:: RECORDS PROVIDED

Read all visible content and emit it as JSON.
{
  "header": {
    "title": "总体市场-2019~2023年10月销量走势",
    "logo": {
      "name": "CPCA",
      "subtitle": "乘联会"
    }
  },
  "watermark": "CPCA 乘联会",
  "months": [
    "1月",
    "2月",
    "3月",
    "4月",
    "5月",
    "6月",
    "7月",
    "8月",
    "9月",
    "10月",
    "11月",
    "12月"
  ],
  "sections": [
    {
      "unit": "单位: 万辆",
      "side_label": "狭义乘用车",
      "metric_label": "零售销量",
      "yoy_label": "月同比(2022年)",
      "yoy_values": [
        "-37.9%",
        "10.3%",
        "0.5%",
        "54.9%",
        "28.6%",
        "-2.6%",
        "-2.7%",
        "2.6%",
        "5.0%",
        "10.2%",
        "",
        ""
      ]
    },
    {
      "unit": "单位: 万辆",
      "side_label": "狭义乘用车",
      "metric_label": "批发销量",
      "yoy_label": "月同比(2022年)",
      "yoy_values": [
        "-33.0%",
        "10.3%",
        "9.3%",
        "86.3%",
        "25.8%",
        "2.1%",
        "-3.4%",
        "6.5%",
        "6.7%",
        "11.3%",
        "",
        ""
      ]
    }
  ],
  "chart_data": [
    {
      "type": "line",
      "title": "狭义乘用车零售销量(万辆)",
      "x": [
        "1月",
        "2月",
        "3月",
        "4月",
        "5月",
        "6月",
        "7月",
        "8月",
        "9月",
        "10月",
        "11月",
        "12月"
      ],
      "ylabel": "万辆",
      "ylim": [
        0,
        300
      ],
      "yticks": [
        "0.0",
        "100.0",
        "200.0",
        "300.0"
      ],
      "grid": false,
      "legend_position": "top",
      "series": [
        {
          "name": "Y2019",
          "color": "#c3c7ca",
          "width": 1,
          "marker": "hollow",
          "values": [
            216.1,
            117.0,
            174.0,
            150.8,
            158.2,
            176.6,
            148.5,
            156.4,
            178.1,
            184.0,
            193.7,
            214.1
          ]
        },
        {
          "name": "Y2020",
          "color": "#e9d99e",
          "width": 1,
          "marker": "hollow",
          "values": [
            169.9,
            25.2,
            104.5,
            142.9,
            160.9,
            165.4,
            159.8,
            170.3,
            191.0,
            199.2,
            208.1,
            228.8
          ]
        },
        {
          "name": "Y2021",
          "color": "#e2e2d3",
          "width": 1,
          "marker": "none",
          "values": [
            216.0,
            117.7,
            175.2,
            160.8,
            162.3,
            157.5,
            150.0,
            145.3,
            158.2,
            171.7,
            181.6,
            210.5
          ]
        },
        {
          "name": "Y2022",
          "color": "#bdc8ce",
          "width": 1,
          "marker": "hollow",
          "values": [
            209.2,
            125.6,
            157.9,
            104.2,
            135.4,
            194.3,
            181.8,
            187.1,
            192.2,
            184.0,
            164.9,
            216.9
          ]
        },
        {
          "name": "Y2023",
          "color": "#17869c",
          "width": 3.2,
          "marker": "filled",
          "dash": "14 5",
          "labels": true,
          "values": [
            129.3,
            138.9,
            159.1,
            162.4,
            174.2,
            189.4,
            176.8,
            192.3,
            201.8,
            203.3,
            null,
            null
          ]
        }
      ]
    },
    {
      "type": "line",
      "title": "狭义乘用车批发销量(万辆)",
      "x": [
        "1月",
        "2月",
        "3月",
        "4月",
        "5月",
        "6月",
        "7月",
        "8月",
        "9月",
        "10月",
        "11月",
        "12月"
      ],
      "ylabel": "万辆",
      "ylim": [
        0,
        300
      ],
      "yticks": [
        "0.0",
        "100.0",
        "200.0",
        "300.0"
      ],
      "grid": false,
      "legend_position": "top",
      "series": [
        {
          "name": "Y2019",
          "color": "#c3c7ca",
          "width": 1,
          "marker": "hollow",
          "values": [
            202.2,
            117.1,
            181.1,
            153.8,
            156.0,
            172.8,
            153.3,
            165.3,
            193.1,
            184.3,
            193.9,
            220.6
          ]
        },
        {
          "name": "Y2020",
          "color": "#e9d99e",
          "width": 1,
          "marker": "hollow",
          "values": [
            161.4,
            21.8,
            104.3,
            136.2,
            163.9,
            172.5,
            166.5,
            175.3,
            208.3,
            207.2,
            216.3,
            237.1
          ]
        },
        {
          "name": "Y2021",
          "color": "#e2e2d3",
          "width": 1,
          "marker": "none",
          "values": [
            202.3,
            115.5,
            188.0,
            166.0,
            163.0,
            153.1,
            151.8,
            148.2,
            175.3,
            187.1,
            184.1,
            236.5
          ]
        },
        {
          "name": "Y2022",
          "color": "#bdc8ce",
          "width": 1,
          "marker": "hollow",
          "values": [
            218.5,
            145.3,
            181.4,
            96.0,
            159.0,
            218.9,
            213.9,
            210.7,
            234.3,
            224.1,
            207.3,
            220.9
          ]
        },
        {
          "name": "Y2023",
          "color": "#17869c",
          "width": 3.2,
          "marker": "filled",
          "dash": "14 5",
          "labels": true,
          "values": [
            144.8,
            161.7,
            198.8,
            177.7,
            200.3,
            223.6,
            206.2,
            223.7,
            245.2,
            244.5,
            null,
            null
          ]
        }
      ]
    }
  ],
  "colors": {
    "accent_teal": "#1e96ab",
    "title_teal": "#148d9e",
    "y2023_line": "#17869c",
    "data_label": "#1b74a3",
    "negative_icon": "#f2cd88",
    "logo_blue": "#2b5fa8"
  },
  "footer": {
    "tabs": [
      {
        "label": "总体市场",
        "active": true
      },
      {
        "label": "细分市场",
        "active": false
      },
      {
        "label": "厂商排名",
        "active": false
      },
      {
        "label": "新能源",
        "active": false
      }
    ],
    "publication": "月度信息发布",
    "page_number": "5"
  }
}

::::

WHAT IS ASKED>
Copy out each line exactly.

THE SOLUTION>
Read all visible content and emit it as JSON.
{
  "header": {
    "title": "总体市场-2019~2023年10月销量走势",
    "logo": {
      "name": "CPCA",
      "subtitle": "乘联会"
    }
  },
  "watermark": "CPCA 乘联会",
  "months": [
    "1月",
    "2月",
    "3月",
    "4月",
    "5月",
    "6月",
    "7月",
    "8月",
    "9月",
    "10月",
    "11月",
    "12月"
  ],
  "sections": [
    {
      "unit": "单位: 万辆",
      "side_label": "狭义乘用车",
      "metric_label": "零售销量",
      "yoy_label": "月同比(2022年)",
      "yoy_values": [
        "-37.9%",
        "10.3%",
        "0.5%",
        "54.9%",
        "28.6%",
        "-2.6%",
        "-2.7%",
        "2.6%",
        "5.0%",
        "10.2%",
        "",
        ""
      ]
    },
    {
      "unit": "单位: 万辆",
      "side_label": "狭义乘用车",
      "metric_label": "批发销量",
      "yoy_label": "月同比(2022年)",
      "yoy_values": [
        "-33.0%",
        "10.3%",
        "9.3%",
        "86.3%",
        "25.8%",
        "2.1%",
        "-3.4%",
        "6.5%",
        "6.7%",
        "11.3%",
        "",
        ""
      ]
    }
  ],
  "chart_data": [
    {
      "type": "line",
      "title": "狭义乘用车零售销量(万辆)",
      "x": [
        "1月",
        "2月",
        "3月",
        "4月",
        "5月",
        "6月",
        "7月",
        "8月",
        "9月",
        "10月",
        "11月",
        "12月"
      ],
      "ylabel": "万辆",
      "ylim": [
        0,
        300
      ],
      "yticks": [
        "0.0",
        "100.0",
        "200.0",
        "300.0"
      ],
      "grid": false,
      "legend_position": "top",
      "series": [
        {
          "name": "Y2019",
          "color": "#c3c7ca",
          "width": 1,
          "marker": "hollow",
          "values": [
            216.1,
            117.0,
            174.0,
            150.8,
            158.2,
            176.6,
            148.5,
            156.4,
            178.1,
            184.0,
            193.7,
            214.1
          ]
        },
        {
          "name": "Y2020",
          "color": "#e9d99e",
          "width": 1,
          "marker": "hollow",
          "values": [
            169.9,
            25.2,
            104.5,
            142.9,
            160.9,
            165.4,
            159.8,
            170.3,
            191.0,
            199.2,
            208.1,
            228.8
          ]
        },
        {
          "name": "Y2021",
          "color": "#e2e2d3",
          "width": 1,
          "marker": "none",
          "values": [
            216.0,
            117.7,
            175.2,
            160.8,
            162.3,
            157.5,
            150.0,
            145.3,
            158.2,
            171.7,
            181.6,
            210.5
          ]
        },
        {
          "name": "Y2022",
          "color": "#bdc8ce",
          "width": 1,
          "marker": "hollow",
          "values": [
            209.2,
            125.6,
            157.9,
            104.2,
            135.4,
            194.3,
            181.8,
            187.1,
            192.2,
            184.0,
            164.9,
            216.9
          ]
        },
        {
          "name": "Y2023",
          "color": "#17869c",
          "width": 3.2,
          "marker": "filled",
          "dash": "14 5",
          "labels": true,
          "values": [
            129.3,
            138.9,
            159.1,
            162.4,
            174.2,
            189.4,
            176.8,
            192.3,
            201.8,
            203.3,
            null,
            null
          ]
        }
      ]
    },
    {
      "type": "line",
      "title": "狭义乘用车批发销量(万辆)",
      "x": [
        "1月",
        "2月",
        "3月",
        "4月",
        "5月",
        "6月",
        "7月",
        "8月",
        "9月",
        "10月",
        "11月",
        "12月"
      ],
      "ylabel": "万辆",
      "ylim": [
        0,
        300
      ],
      "yticks": [
        "0.0",
        "100.0",
        "200.0",
        "300.0"
      ],
      "grid": false,
      "legend_position": "top",
      "series": [
        {
          "name": "Y2019",
          "color": "#c3c7ca",
          "width": 1,
          "marker": "hollow",
          "values": [
            202.2,
            117.1,
            181.1,
            153.8,
            156.0,
            172.8,
            153.3,
            165.3,
            193.1,
            184.3,
            193.9,
            220.6
          ]
        },
        {
          "name": "Y2020",
          "color": "#e9d99e",
          "width": 1,
          "marker": "hollow",
          "values": [
            161.4,
            21.8,
            104.3,
            136.2,
            163.9,
            172.5,
            166.5,
            175.3,
            208.3,
            207.2,
            216.3,
            237.1
          ]
        },
        {
          "name": "Y2021",
          "color": "#e2e2d3",
          "width": 1,
          "marker": "none",
          "values": [
            202.3,
            115.5,
            188.0,
            166.0,
            163.0,
            153.1,
            151.8,
            148.2,
            175.3,
            187.1,
            184.1,
            236.5
          ]
        },
        {
          "name": "Y2022",
          "color": "#bdc8ce",
          "width": 1,
          "marker": "hollow",
          "values": [
            218.5,
            145.3,
            181.4,
            96.0,
            159.0,
            218.9,
            213.9,
            210.7,
            234.3,
            224.1,
            207.3,
            220.9
          ]
        },
        {
          "name": "Y2023",
          "color": "#17869c",
          "width": 3.2,
          "marker": "filled",
          "dash": "14 5",
          "labels": true,
          "values": [
            144.8,
            161.7,
            198.8,
            177.7,
            200.3,
            223.6,
            206.2,
            223.7,
            245.2,
            244.5,
            null,
            null
          ]
        }
      ]
    }
  ],
  "colors": {
    "accent_teal": "#1e96ab",
    "title_teal": "#148d9e",
    "y2023_line": "#17869c",
    "data_label": "#1b74a3",
    "negative_icon": "#f2cd88",
    "logo_blue": "#2b5fa8"
  },
  "footer": {
    "tabs": [
      {
        "label": "总体市场",
        "active": true
      },
      {
        "label": "细分市场",
        "active": false
      },
      {
        "label": "厂商排名",
        "active": false
      },
      {
        "label": "新能源",
        "active": false
      }
    ],
    "publication": "月度信息发布",
    "page_number": "5"
  }
}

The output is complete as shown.